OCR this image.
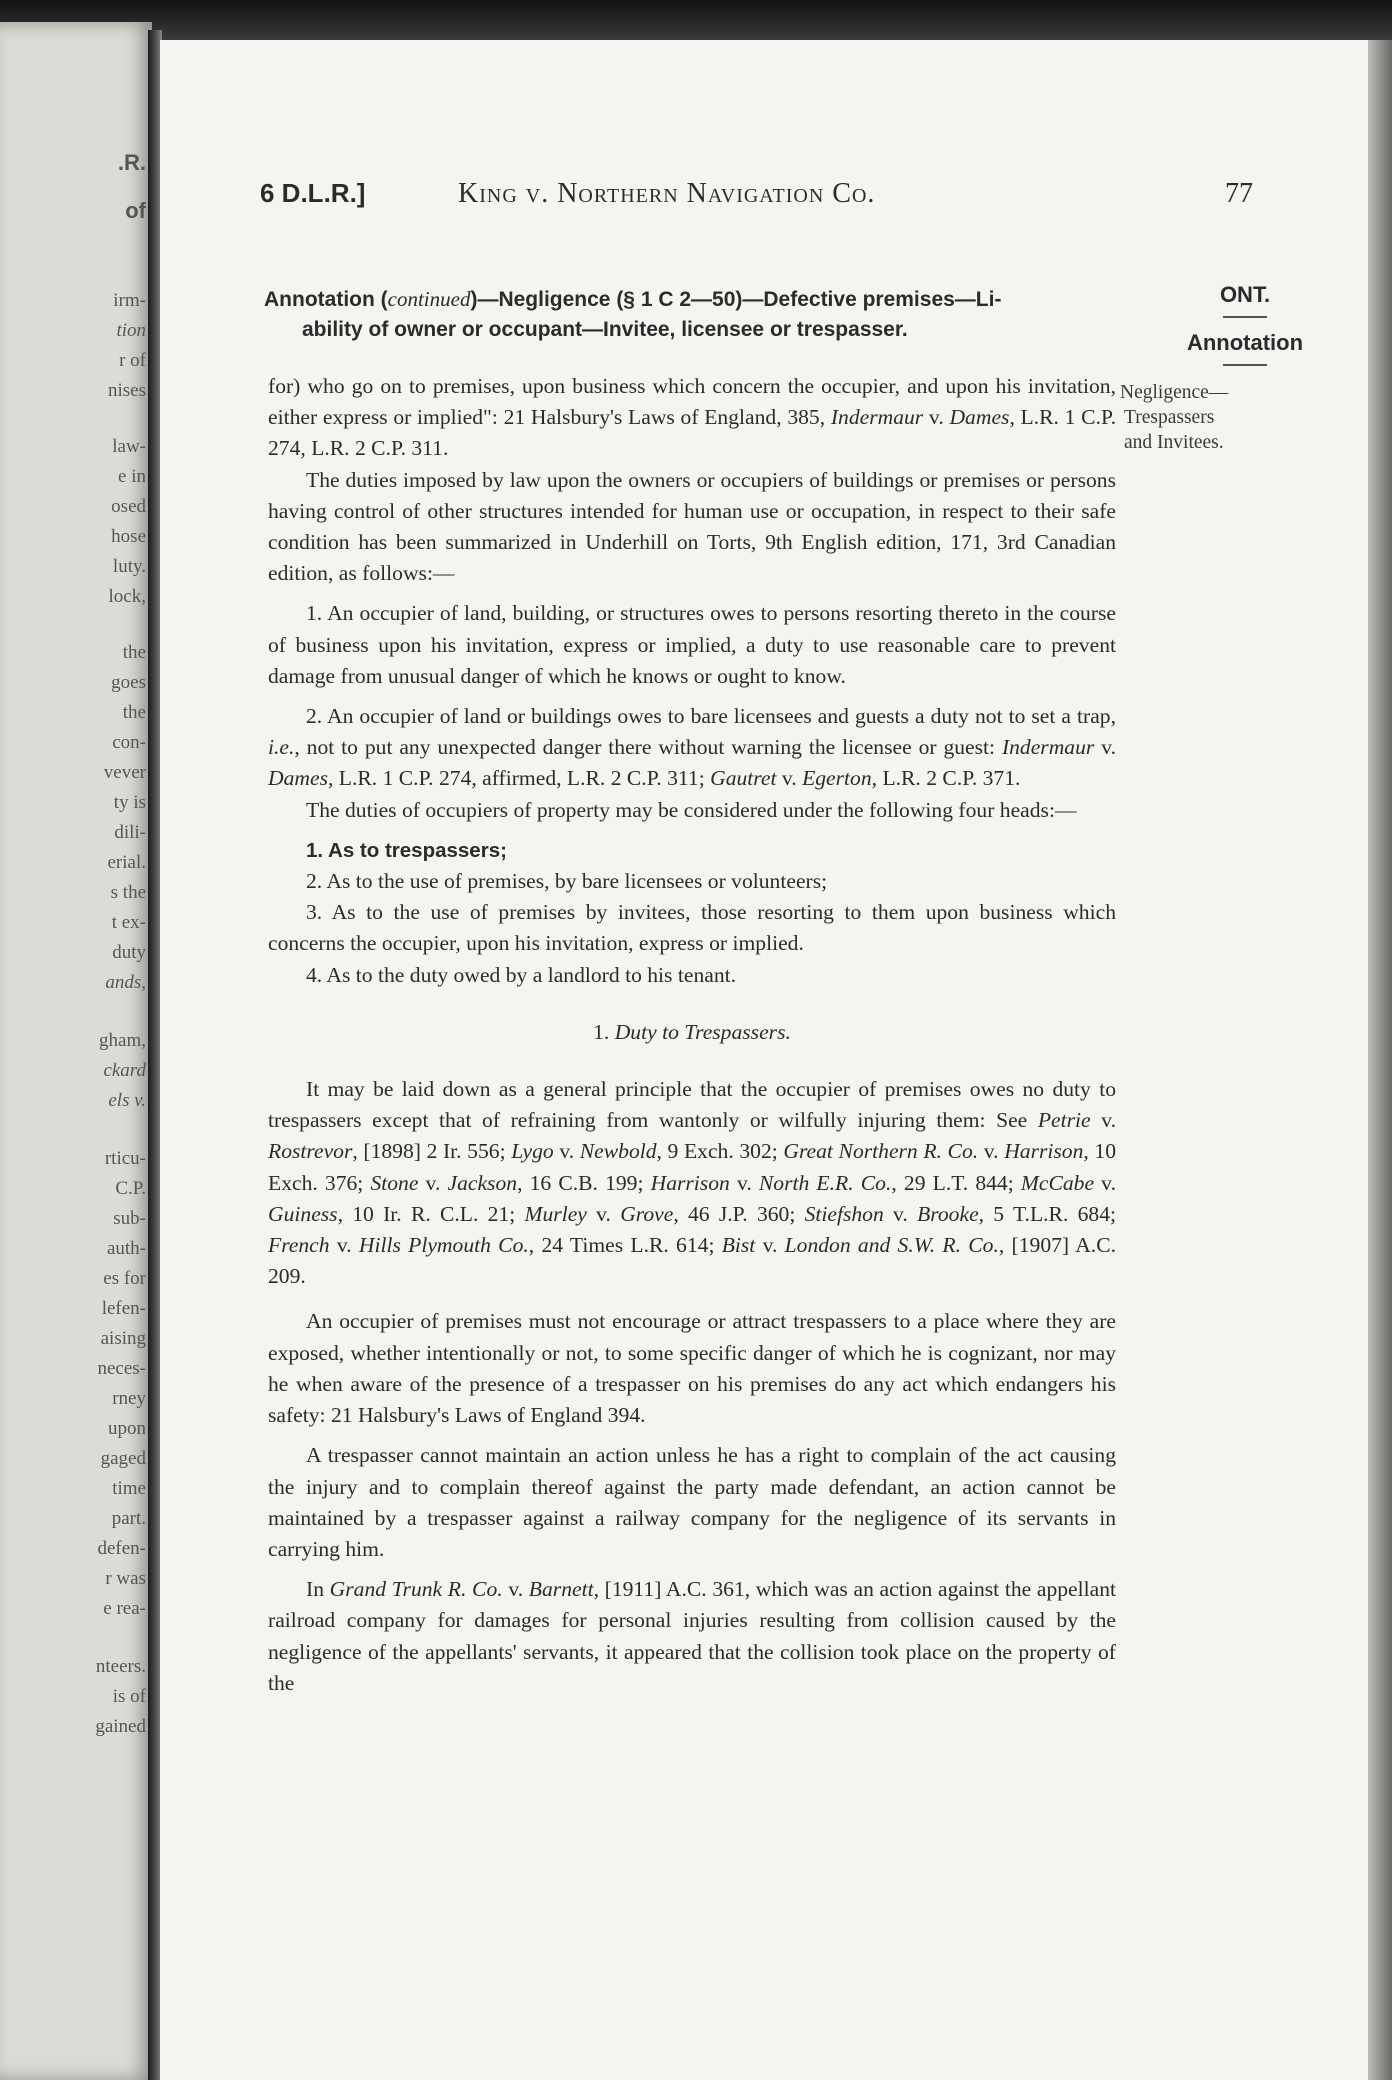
.R.
of
irm-
tion
r of
nises
law-
e in
osed
hose
luty.
lock,
the
goes
the
con-
vever
ty is
dili-
erial.
s the
t ex-
duty
ands,
gham,
ckard
els v.
rticu-
C.P.
sub-
auth-
es for
lefen-
aising
neces-
rney
upon
gaged
time
part.
defen-
r was
e rea-
nteers.
is of
gained
6 D.L.R.]	King v. Northern Navigation Co.	77
ONT.
Annotation
Negligence—
Trespassers
and Invitees.
Annotation (continued)—Negligence (§ 1 C 2—50)—Defective premises—Li-
ability of owner or occupant—Invitee, licensee or trespasser.

for) who go on to premises, upon business which concern the occupier, and upon his invitation, either express or implied": 21 Halsbury's Laws of England, 385, Indermaur v. Dames, L.R. 1 C.P. 274, L.R. 2 C.P. 311.

The duties imposed by law upon the owners or occupiers of buildings or premises or persons having control of other structures intended for human use or occupation, in respect to their safe condition has been summarized in Underhill on Torts, 9th English edition, 171, 3rd Canadian edition, as follows:—

1. An occupier of land, building, or structures owes to persons resorting thereto in the course of business upon his invitation, express or implied, a duty to use reasonable care to prevent damage from unusual danger of which he knows or ought to know.

2. An occupier of land or buildings owes to bare licensees and guests a duty not to set a trap, i.e., not to put any unexpected danger there without warning the licensee or guest: Indermaur v. Dames, L.R. 1 C.P. 274, affirmed, L.R. 2 C.P. 311; Gautret v. Egerton, L.R. 2 C.P. 371.

The duties of occupiers of property may be considered under the following four heads:—

1. As to trespassers;

2. As to the use of premises, by bare licensees or volunteers;

3. As to the use of premises by invitees, those resorting to them upon business which concerns the occupier, upon his invitation, express or implied.

4. As to the duty owed by a landlord to his tenant.

1. Duty to Trespassers.

It may be laid down as a general principle that the occupier of premises owes no duty to trespassers except that of refraining from wantonly or wilfully injuring them: See Petrie v. Rostrevor, [1898] 2 Ir. 556; Lygo v. Newbold, 9 Exch. 302; Great Northern R. Co. v. Harrison, 10 Exch. 376; Stone v. Jackson, 16 C.B. 199; Harrison v. North E.R. Co., 29 L.T. 844; McCabe v. Guiness, 10 Ir. R. C.L. 21; Murley v. Grove, 46 J.P. 360; Stiefshon v. Brooke, 5 T.L.R. 684; French v. Hills Plymouth Co., 24 Times L.R. 614; Bist v. London and S.W. R. Co., [1907] A.C. 209.

An occupier of premises must not encourage or attract trespassers to a place where they are exposed, whether intentionally or not, to some specific danger of which he is cognizant, nor may he when aware of the presence of a trespasser on his premises do any act which endangers his safety: 21 Halsbury's Laws of England 394.

A trespasser cannot maintain an action unless he has a right to complain of the act causing the injury and to complain thereof against the party made defendant, an action cannot be maintained by a trespasser against a railway company for the negligence of its servants in carrying him.

In Grand Trunk R. Co. v. Barnett, [1911] A.C. 361, which was an action against the appellant railroad company for damages for personal injuries resulting from collision caused by the negligence of the appellants' servants, it appeared that the collision took place on the property of the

########################################

→ **WHAT YOU SHOULD DO**
Collect, from the material above, every line containing the word "servants".

→ **OUTPUT BELOW**
A trespasser cannot maintain an action unless he has a right to complain of the act causing the injury and to complain thereof against the party made defendant, an action cannot be maintained by a trespasser against a railway company for the negligence of its servants in carrying him.
In Grand Trunk R. Co. v. Barnett, [1911] A.C. 361, which was an action against the appellant railroad company for damages for personal injuries resulting from collision caused by the negligence of the appellants' servants, it appeared that the collision took place on the property of the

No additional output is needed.